● TASK TO CARRY OUT:
From the line containing "Read out every word on this page." to the end of the listing, write out every line exactly; leave out everything else.

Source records
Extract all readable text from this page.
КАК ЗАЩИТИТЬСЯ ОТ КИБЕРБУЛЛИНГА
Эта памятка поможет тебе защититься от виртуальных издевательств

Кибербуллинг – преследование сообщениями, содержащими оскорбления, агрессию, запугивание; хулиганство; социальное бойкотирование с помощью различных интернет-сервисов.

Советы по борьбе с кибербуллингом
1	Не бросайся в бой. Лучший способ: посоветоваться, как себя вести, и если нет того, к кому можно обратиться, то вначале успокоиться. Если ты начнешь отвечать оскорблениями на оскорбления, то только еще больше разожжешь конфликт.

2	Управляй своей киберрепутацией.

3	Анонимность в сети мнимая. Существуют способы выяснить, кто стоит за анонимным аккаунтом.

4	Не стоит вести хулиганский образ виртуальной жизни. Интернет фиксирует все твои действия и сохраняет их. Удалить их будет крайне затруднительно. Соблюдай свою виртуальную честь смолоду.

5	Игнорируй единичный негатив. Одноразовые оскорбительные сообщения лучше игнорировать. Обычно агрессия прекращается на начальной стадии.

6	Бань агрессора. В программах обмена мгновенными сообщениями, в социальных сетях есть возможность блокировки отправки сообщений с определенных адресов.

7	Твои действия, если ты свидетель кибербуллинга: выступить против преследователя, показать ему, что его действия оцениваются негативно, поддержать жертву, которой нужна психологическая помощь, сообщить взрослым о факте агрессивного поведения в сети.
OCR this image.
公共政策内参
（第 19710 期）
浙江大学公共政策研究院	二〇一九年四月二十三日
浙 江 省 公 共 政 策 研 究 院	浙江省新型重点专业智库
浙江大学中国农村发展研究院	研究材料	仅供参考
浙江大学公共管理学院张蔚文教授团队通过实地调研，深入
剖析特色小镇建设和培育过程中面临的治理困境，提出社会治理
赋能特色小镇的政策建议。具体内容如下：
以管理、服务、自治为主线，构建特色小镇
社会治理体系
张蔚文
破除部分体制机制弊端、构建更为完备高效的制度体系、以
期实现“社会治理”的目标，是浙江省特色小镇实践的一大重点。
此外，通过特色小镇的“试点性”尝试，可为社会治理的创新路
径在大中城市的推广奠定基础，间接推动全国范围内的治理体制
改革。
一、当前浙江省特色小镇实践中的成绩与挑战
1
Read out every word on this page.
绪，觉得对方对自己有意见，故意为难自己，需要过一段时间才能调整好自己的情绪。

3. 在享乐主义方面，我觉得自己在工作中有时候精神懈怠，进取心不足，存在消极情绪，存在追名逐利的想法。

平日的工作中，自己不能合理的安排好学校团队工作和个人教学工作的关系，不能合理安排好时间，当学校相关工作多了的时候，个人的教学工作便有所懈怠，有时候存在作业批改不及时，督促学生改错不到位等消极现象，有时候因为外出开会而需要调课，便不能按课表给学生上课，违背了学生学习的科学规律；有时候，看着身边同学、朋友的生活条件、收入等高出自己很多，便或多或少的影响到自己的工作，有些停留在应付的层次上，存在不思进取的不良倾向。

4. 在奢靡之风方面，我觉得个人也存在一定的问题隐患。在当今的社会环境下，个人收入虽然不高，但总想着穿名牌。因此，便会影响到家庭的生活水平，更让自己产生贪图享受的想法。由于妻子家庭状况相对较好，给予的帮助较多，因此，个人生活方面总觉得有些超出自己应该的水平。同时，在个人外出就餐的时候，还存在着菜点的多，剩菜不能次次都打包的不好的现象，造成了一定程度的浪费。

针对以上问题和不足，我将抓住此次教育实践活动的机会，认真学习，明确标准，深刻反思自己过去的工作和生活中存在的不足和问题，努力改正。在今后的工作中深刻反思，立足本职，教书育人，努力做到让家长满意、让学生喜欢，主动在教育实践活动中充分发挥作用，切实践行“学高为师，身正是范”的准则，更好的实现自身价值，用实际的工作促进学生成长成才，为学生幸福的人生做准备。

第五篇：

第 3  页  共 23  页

● WORKED ANSWER:
Read out every word on this page.
绪，觉得对方对自己有意见，故意为难自己，需要过一段时间才能调整好自己的情绪。

3. 在享乐主义方面，我觉得自己在工作中有时候精神懈怠，进取心不足，存在消极情绪，存在追名逐利的想法。

平日的工作中，自己不能合理的安排好学校团队工作和个人教学工作的关系，不能合理安排好时间，当学校相关工作多了的时候，个人的教学工作便有所懈怠，有时候存在作业批改不及时，督促学生改错不到位等消极现象，有时候因为外出开会而需要调课，便不能按课表给学生上课，违背了学生学习的科学规律；有时候，看着身边同学、朋友的生活条件、收入等高出自己很多，便或多或少的影响到自己的工作，有些停留在应付的层次上，存在不思进取的不良倾向。

4. 在奢靡之风方面，我觉得个人也存在一定的问题隐患。在当今的社会环境下，个人收入虽然不高，但总想着穿名牌。因此，便会影响到家庭的生活水平，更让自己产生贪图享受的想法。由于妻子家庭状况相对较好，给予的帮助较多，因此，个人生活方面总觉得有些超出自己应该的水平。同时，在个人外出就餐的时候，还存在着菜点的多，剩菜不能次次都打包的不好的现象，造成了一定程度的浪费。

针对以上问题和不足，我将抓住此次教育实践活动的机会，认真学习，明确标准，深刻反思自己过去的工作和生活中存在的不足和问题，努力改正。在今后的工作中深刻反思，立足本职，教书育人，努力做到让家长满意、让学生喜欢，主动在教育实践活动中充分发挥作用，切实践行“学高为师，身正是范”的准则，更好的实现自身价值，用实际的工作促进学生成长成才，为学生幸福的人生做准备。

第五篇：

第 3  页  共 23  页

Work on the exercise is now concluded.